┌─ Exercise material

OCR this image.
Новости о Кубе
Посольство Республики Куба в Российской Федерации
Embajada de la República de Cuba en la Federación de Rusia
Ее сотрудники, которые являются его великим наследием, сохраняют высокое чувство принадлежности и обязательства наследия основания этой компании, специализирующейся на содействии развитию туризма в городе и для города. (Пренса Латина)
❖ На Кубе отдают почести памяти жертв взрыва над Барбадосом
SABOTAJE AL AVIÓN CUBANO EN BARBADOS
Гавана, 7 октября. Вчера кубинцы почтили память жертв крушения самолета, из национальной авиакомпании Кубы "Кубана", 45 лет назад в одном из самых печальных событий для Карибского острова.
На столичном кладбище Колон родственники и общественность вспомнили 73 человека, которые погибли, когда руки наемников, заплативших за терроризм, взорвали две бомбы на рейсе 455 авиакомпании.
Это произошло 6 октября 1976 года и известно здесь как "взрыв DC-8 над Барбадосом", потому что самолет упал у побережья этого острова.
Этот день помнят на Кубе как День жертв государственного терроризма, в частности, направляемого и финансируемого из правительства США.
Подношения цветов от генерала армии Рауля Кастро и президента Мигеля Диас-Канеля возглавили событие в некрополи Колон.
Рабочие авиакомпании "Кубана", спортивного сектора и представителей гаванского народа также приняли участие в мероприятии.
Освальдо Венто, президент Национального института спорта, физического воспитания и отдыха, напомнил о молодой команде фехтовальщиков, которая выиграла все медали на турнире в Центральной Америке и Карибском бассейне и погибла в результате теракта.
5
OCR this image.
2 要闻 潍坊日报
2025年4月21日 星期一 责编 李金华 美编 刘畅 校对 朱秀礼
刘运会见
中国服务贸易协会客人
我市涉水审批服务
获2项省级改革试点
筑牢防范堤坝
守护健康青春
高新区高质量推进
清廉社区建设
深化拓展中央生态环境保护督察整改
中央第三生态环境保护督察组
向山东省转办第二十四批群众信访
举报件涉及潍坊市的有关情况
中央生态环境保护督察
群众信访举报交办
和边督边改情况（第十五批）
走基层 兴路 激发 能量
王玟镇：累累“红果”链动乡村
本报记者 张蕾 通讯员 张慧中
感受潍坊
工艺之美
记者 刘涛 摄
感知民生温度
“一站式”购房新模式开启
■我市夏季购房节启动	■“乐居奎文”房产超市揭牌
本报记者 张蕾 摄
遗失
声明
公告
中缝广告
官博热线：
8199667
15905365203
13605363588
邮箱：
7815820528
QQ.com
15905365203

└─

- [Stated problem] Every record above needs to be repeated word for word.

- [Answer to this problem]
OCR this image.
Новости о Кубе
Посольство Республики Куба в Российской Федерации
Embajada de la República de Cuba en la Federación de Rusia
Ее сотрудники, которые являются его великим наследием, сохраняют высокое чувство принадлежности и обязательства наследия основания этой компании, специализирующейся на содействии развитию туризма в городе и для города. (Пренса Латина)
❖ На Кубе отдают почести памяти жертв взрыва над Барбадосом
SABOTAJE AL AVIÓN CUBANO EN BARBADOS
Гавана, 7 октября. Вчера кубинцы почтили память жертв крушения самолета, из национальной авиакомпании Кубы "Кубана", 45 лет назад в одном из самых печальных событий для Карибского острова.
На столичном кладбище Колон родственники и общественность вспомнили 73 человека, которые погибли, когда руки наемников, заплативших за терроризм, взорвали две бомбы на рейсе 455 авиакомпании.
Это произошло 6 октября 1976 года и известно здесь как "взрыв DC-8 над Барбадосом", потому что самолет упал у побережья этого острова.
Этот день помнят на Кубе как День жертв государственного терроризма, в частности, направляемого и финансируемого из правительства США.
Подношения цветов от генерала армии Рауля Кастро и президента Мигеля Диас-Канеля возглавили событие в некрополи Колон.
Рабочие авиакомпании "Кубана", спортивного сектора и представителей гаванского народа также приняли участие в мероприятии.
Освальдо Венто, президент Национального института спорта, физического воспитания и отдыха, напомнил о молодой команде фехтовальщиков, которая выиграла все медали на турнире в Центральной Америке и Карибском бассейне и погибла в результате теракта.
5
OCR this image.
2 要闻 潍坊日报
2025年4月21日 星期一 责编 李金华 美编 刘畅 校对 朱秀礼
刘运会见
中国服务贸易协会客人
我市涉水审批服务
获2项省级改革试点
筑牢防范堤坝
守护健康青春
高新区高质量推进
清廉社区建设
深化拓展中央生态环境保护督察整改
中央第三生态环境保护督察组
向山东省转办第二十四批群众信访
举报件涉及潍坊市的有关情况
中央生态环境保护督察
群众信访举报交办
和边督边改情况（第十五批）
走基层 兴路 激发 能量
王玟镇：累累“红果”链动乡村
本报记者 张蕾 通讯员 张慧中
感受潍坊
工艺之美
记者 刘涛 摄
感知民生温度
“一站式”购房新模式开启
■我市夏季购房节启动	■“乐居奎文”房产超市揭牌
本报记者 张蕾 摄
遗失
声明
公告
中缝广告
官博热线：
8199667
15905365203
13605363588
邮箱：
7815820528
QQ.com
15905365203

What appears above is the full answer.